- **Material shown**

%%

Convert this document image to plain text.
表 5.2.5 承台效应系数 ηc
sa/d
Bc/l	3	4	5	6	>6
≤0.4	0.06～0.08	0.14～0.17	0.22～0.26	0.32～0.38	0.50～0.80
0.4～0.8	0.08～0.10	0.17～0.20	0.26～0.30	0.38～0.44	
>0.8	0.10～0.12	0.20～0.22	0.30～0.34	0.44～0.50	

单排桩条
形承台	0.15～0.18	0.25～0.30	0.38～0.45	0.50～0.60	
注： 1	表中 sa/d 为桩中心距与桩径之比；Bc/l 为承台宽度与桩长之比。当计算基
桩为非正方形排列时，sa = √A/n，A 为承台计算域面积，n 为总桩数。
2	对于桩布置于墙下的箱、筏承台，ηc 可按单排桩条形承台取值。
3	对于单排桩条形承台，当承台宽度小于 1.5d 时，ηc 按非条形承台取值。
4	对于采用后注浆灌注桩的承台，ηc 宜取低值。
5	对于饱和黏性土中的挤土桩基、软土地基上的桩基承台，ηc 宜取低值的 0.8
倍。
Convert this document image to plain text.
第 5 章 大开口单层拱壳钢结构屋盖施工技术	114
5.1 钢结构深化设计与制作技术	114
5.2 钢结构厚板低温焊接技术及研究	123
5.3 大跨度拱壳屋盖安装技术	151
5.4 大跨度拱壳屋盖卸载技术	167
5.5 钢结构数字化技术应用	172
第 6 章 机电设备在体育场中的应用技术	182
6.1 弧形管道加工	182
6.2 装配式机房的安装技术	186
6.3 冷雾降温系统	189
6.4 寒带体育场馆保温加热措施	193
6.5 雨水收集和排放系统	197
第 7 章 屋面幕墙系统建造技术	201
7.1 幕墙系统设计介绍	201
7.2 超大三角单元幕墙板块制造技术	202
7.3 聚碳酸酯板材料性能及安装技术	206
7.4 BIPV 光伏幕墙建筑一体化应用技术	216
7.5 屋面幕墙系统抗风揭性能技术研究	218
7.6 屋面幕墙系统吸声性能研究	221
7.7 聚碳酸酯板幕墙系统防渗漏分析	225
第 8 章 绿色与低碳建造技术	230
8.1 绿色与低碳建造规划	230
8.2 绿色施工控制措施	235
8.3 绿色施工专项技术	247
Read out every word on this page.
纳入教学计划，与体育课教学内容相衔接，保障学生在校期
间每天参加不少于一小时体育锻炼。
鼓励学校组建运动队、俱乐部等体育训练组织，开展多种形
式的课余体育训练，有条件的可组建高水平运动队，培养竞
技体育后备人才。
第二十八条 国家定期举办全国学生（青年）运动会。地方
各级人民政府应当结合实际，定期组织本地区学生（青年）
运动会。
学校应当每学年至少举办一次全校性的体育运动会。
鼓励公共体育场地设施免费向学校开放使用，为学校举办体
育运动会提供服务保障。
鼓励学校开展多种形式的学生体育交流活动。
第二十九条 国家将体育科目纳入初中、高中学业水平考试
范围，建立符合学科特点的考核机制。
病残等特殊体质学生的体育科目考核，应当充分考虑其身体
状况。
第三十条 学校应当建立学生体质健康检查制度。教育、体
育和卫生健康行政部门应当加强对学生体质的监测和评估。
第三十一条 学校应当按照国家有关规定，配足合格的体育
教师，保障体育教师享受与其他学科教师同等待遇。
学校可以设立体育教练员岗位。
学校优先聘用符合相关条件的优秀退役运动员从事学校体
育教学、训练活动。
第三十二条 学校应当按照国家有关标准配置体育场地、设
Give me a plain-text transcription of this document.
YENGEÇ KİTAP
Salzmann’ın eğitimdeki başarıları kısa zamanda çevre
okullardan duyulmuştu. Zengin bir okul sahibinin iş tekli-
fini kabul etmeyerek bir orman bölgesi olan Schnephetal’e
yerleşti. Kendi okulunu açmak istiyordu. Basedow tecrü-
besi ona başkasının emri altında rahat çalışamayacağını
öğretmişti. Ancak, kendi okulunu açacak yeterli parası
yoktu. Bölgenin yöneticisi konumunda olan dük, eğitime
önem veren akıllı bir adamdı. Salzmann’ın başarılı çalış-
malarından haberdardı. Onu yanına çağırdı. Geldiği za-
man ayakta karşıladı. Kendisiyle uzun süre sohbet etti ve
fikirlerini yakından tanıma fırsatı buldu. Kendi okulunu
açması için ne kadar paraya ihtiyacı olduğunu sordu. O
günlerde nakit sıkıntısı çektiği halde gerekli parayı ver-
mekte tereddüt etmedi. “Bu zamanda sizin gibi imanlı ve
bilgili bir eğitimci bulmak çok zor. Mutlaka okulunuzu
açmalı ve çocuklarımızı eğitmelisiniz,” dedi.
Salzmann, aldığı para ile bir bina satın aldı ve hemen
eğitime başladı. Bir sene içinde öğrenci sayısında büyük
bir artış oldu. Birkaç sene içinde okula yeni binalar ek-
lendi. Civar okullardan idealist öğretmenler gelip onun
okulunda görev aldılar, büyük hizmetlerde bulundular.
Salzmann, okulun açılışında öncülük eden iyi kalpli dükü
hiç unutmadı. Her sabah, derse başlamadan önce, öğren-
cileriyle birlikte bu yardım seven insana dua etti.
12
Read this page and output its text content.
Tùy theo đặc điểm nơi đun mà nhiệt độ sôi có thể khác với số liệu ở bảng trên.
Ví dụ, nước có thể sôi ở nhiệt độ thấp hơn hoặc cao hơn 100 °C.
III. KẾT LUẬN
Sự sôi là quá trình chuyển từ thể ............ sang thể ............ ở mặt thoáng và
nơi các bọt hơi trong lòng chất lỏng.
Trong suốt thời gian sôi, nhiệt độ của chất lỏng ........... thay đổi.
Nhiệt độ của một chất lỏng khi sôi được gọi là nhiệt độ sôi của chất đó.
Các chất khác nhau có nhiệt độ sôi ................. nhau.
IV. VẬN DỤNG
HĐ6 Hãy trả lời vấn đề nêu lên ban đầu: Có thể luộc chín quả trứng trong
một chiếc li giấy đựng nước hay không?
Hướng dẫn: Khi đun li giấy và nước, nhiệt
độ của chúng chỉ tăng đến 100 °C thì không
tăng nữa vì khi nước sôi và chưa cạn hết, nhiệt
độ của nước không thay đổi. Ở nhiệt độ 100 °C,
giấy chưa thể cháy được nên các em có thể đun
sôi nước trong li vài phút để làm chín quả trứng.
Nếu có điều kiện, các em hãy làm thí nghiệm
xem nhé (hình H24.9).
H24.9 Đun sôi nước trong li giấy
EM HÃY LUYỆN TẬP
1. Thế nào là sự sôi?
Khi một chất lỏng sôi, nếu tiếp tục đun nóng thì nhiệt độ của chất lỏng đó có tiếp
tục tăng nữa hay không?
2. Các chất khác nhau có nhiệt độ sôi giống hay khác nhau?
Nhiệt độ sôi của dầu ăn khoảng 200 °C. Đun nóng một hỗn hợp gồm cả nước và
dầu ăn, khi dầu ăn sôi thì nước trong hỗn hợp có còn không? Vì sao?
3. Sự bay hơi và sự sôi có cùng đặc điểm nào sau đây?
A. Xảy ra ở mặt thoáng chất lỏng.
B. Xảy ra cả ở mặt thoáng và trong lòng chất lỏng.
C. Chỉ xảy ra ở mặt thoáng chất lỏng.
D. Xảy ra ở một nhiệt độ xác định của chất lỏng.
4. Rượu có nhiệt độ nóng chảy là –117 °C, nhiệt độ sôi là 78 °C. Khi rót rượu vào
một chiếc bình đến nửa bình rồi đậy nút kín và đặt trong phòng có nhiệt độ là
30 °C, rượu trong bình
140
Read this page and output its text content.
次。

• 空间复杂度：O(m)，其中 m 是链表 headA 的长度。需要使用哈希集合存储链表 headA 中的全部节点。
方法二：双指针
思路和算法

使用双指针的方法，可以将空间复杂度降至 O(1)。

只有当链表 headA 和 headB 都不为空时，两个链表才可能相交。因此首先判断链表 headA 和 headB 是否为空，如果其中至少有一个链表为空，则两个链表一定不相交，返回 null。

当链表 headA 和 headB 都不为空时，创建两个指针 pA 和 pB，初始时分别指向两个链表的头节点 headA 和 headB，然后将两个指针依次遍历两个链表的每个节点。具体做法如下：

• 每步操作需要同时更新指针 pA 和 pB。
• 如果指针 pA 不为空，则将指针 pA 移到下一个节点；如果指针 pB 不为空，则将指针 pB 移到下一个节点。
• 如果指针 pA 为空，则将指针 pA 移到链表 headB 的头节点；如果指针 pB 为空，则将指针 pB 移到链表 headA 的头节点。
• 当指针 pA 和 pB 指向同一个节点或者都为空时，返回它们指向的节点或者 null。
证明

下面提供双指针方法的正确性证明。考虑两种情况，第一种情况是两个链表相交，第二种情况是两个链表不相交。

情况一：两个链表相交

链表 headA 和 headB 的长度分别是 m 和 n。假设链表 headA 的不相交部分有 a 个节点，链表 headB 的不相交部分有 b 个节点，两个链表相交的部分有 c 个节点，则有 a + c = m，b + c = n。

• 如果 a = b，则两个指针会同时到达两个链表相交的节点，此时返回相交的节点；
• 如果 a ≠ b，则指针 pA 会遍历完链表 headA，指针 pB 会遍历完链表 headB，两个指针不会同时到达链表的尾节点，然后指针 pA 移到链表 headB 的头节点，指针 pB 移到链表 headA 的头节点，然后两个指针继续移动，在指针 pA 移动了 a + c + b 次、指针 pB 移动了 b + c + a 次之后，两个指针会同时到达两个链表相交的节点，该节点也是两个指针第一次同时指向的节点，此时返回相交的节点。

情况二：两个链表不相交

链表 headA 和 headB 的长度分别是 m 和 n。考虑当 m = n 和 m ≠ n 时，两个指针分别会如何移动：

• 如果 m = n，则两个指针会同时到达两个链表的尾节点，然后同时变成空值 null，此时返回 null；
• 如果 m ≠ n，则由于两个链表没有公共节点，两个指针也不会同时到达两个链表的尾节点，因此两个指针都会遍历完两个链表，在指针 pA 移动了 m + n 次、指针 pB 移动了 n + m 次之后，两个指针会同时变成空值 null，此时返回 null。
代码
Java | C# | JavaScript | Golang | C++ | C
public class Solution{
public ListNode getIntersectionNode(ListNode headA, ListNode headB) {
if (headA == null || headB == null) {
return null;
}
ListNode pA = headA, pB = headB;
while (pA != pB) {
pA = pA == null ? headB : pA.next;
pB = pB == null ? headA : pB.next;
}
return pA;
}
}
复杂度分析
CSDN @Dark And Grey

%%

- **What the task requires**
List every line above that contains the word "không".

- **Exercise output**
một chiếc li giấy đựng nước hay không?
độ của chúng chỉ tăng đến 100 °C thì không
độ của nước không thay đổi. Ở nhiệt độ 100 °C,
tục tăng nữa hay không?
dầu ăn, khi dầu ăn sôi thì nước trong hỗn hợp có còn không? Vì sao?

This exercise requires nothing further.